**GIVEN TASK:** In full and without alteration, repeat the material.

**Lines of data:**
════════════════

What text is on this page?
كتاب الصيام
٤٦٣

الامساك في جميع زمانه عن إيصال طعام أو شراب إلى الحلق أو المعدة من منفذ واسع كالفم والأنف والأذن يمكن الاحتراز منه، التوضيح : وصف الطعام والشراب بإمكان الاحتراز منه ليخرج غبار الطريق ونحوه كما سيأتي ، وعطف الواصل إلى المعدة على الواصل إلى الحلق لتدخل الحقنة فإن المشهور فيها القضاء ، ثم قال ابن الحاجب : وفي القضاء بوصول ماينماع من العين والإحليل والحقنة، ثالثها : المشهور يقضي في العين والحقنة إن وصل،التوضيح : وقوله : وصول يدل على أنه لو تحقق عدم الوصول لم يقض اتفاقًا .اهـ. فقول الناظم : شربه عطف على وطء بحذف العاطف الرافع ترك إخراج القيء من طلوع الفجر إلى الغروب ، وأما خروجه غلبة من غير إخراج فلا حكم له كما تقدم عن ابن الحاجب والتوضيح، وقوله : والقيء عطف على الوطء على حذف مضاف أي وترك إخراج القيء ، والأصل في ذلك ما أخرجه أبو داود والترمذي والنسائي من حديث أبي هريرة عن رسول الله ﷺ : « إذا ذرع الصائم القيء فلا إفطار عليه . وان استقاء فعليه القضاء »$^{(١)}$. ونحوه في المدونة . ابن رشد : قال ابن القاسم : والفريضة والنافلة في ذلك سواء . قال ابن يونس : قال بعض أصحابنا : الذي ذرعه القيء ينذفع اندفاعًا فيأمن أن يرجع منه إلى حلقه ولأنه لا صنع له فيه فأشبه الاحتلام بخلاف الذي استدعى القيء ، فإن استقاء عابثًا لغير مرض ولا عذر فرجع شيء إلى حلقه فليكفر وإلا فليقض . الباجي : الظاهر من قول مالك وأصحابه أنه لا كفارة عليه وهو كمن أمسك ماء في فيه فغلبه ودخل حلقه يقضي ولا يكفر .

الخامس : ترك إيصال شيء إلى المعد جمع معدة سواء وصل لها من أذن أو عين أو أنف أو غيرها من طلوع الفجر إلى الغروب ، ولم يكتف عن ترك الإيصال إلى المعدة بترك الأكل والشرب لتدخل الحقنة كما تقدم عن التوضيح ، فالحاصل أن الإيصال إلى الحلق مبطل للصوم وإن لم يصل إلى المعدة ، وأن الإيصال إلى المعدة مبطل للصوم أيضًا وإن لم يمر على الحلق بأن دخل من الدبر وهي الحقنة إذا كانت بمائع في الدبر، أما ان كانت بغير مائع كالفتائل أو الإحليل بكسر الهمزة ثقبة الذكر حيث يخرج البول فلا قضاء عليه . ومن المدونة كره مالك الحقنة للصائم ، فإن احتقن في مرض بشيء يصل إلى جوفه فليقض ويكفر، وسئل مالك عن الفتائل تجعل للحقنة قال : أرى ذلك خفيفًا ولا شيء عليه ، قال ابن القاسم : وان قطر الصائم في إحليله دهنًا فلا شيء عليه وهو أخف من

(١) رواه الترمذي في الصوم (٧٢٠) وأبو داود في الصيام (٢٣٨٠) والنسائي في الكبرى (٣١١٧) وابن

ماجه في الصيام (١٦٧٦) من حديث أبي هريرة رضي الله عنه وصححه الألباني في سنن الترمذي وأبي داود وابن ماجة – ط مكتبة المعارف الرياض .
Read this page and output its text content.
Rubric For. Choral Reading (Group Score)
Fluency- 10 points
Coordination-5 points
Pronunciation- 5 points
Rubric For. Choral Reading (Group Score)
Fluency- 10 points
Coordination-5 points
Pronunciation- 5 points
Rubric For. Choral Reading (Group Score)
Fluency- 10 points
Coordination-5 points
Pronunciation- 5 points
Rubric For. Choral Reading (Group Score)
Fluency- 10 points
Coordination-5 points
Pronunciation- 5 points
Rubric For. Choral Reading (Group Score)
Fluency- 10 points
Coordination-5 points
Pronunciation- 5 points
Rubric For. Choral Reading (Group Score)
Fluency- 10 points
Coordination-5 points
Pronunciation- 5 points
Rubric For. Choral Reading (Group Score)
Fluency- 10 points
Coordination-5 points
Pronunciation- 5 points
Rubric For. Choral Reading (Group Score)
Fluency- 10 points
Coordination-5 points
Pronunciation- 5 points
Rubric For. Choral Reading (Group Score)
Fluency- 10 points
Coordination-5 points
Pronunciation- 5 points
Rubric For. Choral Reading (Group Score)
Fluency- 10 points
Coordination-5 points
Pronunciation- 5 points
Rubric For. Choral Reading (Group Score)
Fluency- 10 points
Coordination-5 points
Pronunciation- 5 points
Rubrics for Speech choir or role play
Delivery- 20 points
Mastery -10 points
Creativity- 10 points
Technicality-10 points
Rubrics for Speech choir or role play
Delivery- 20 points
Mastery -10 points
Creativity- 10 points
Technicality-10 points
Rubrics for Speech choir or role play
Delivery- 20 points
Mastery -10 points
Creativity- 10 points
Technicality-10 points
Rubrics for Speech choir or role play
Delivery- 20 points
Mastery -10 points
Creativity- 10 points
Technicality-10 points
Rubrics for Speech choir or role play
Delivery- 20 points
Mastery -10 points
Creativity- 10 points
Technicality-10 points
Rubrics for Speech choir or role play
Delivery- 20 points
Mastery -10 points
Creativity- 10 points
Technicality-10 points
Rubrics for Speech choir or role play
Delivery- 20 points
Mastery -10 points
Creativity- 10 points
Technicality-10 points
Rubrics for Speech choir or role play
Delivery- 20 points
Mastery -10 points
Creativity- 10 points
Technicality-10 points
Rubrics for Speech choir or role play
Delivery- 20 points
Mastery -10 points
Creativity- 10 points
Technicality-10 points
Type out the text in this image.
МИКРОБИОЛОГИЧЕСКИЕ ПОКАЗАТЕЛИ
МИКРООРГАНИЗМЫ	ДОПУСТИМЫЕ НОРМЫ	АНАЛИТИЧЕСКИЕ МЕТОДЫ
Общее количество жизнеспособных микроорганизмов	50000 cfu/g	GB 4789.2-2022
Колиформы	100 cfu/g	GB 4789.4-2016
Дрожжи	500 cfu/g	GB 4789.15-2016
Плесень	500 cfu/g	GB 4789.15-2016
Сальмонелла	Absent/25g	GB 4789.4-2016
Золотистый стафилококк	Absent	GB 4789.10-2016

════════════════

**FULL OUTPUT:**
What text is on this page?
كتاب الصيام
٤٦٣

الامساك في جميع زمانه عن إيصال طعام أو شراب إلى الحلق أو المعدة من منفذ واسع كالفم والأنف والأذن يمكن الاحتراز منه، التوضيح : وصف الطعام والشراب بإمكان الاحتراز منه ليخرج غبار الطريق ونحوه كما سيأتي ، وعطف الواصل إلى المعدة على الواصل إلى الحلق لتدخل الحقنة فإن المشهور فيها القضاء ، ثم قال ابن الحاجب : وفي القضاء بوصول ماينماع من العين والإحليل والحقنة، ثالثها : المشهور يقضي في العين والحقنة إن وصل،التوضيح : وقوله : وصول يدل على أنه لو تحقق عدم الوصول لم يقض اتفاقًا .اهـ. فقول الناظم : شربه عطف على وطء بحذف العاطف الرافع ترك إخراج القيء من طلوع الفجر إلى الغروب ، وأما خروجه غلبة من غير إخراج فلا حكم له كما تقدم عن ابن الحاجب والتوضيح، وقوله : والقيء عطف على الوطء على حذف مضاف أي وترك إخراج القيء ، والأصل في ذلك ما أخرجه أبو داود والترمذي والنسائي من حديث أبي هريرة عن رسول الله ﷺ : « إذا ذرع الصائم القيء فلا إفطار عليه . وان استقاء فعليه القضاء »$^{(١)}$. ونحوه في المدونة . ابن رشد : قال ابن القاسم : والفريضة والنافلة في ذلك سواء . قال ابن يونس : قال بعض أصحابنا : الذي ذرعه القيء ينذفع اندفاعًا فيأمن أن يرجع منه إلى حلقه ولأنه لا صنع له فيه فأشبه الاحتلام بخلاف الذي استدعى القيء ، فإن استقاء عابثًا لغير مرض ولا عذر فرجع شيء إلى حلقه فليكفر وإلا فليقض . الباجي : الظاهر من قول مالك وأصحابه أنه لا كفارة عليه وهو كمن أمسك ماء في فيه فغلبه ودخل حلقه يقضي ولا يكفر .

الخامس : ترك إيصال شيء إلى المعد جمع معدة سواء وصل لها من أذن أو عين أو أنف أو غيرها من طلوع الفجر إلى الغروب ، ولم يكتف عن ترك الإيصال إلى المعدة بترك الأكل والشرب لتدخل الحقنة كما تقدم عن التوضيح ، فالحاصل أن الإيصال إلى الحلق مبطل للصوم وإن لم يصل إلى المعدة ، وأن الإيصال إلى المعدة مبطل للصوم أيضًا وإن لم يمر على الحلق بأن دخل من الدبر وهي الحقنة إذا كانت بمائع في الدبر، أما ان كانت بغير مائع كالفتائل أو الإحليل بكسر الهمزة ثقبة الذكر حيث يخرج البول فلا قضاء عليه . ومن المدونة كره مالك الحقنة للصائم ، فإن احتقن في مرض بشيء يصل إلى جوفه فليقض ويكفر، وسئل مالك عن الفتائل تجعل للحقنة قال : أرى ذلك خفيفًا ولا شيء عليه ، قال ابن القاسم : وان قطر الصائم في إحليله دهنًا فلا شيء عليه وهو أخف من

(١) رواه الترمذي في الصوم (٧٢٠) وأبو داود في الصيام (٢٣٨٠) والنسائي في الكبرى (٣١١٧) وابن

ماجه في الصيام (١٦٧٦) من حديث أبي هريرة رضي الله عنه وصححه الألباني في سنن الترمذي وأبي داود وابن ماجة – ط مكتبة المعارف الرياض .
Read this page and output its text content.
Rubric For. Choral Reading (Group Score)
Fluency- 10 points
Coordination-5 points
Pronunciation- 5 points
Rubric For. Choral Reading (Group Score)
Fluency- 10 points
Coordination-5 points
Pronunciation- 5 points
Rubric For. Choral Reading (Group Score)
Fluency- 10 points
Coordination-5 points
Pronunciation- 5 points
Rubric For. Choral Reading (Group Score)
Fluency- 10 points
Coordination-5 points
Pronunciation- 5 points
Rubric For. Choral Reading (Group Score)
Fluency- 10 points
Coordination-5 points
Pronunciation- 5 points
Rubric For. Choral Reading (Group Score)
Fluency- 10 points
Coordination-5 points
Pronunciation- 5 points
Rubric For. Choral Reading (Group Score)
Fluency- 10 points
Coordination-5 points
Pronunciation- 5 points
Rubric For. Choral Reading (Group Score)
Fluency- 10 points
Coordination-5 points
Pronunciation- 5 points
Rubric For. Choral Reading (Group Score)
Fluency- 10 points
Coordination-5 points
Pronunciation- 5 points
Rubric For. Choral Reading (Group Score)
Fluency- 10 points
Coordination-5 points
Pronunciation- 5 points
Rubric For. Choral Reading (Group Score)
Fluency- 10 points
Coordination-5 points
Pronunciation- 5 points
Rubrics for Speech choir or role play
Delivery- 20 points
Mastery -10 points
Creativity- 10 points
Technicality-10 points
Rubrics for Speech choir or role play
Delivery- 20 points
Mastery -10 points
Creativity- 10 points
Technicality-10 points
Rubrics for Speech choir or role play
Delivery- 20 points
Mastery -10 points
Creativity- 10 points
Technicality-10 points
Rubrics for Speech choir or role play
Delivery- 20 points
Mastery -10 points
Creativity- 10 points
Technicality-10 points
Rubrics for Speech choir or role play
Delivery- 20 points
Mastery -10 points
Creativity- 10 points
Technicality-10 points
Rubrics for Speech choir or role play
Delivery- 20 points
Mastery -10 points
Creativity- 10 points
Technicality-10 points
Rubrics for Speech choir or role play
Delivery- 20 points
Mastery -10 points
Creativity- 10 points
Technicality-10 points
Rubrics for Speech choir or role play
Delivery- 20 points
Mastery -10 points
Creativity- 10 points
Technicality-10 points
Rubrics for Speech choir or role play
Delivery- 20 points
Mastery -10 points
Creativity- 10 points
Technicality-10 points
Type out the text in this image.
МИКРОБИОЛОГИЧЕСКИЕ ПОКАЗАТЕЛИ
МИКРООРГАНИЗМЫ	ДОПУСТИМЫЕ НОРМЫ	АНАЛИТИЧЕСКИЕ МЕТОДЫ
Общее количество жизнеспособных микроорганизмов	50000 cfu/g	GB 4789.2-2022
Колиформы	100 cfu/g	GB 4789.4-2016
Дрожжи	500 cfu/g	GB 4789.15-2016
Плесень	500 cfu/g	GB 4789.15-2016
Сальмонелла	Absent/25g	GB 4789.4-2016
Золотистый стафилококк	Absent	GB 4789.10-2016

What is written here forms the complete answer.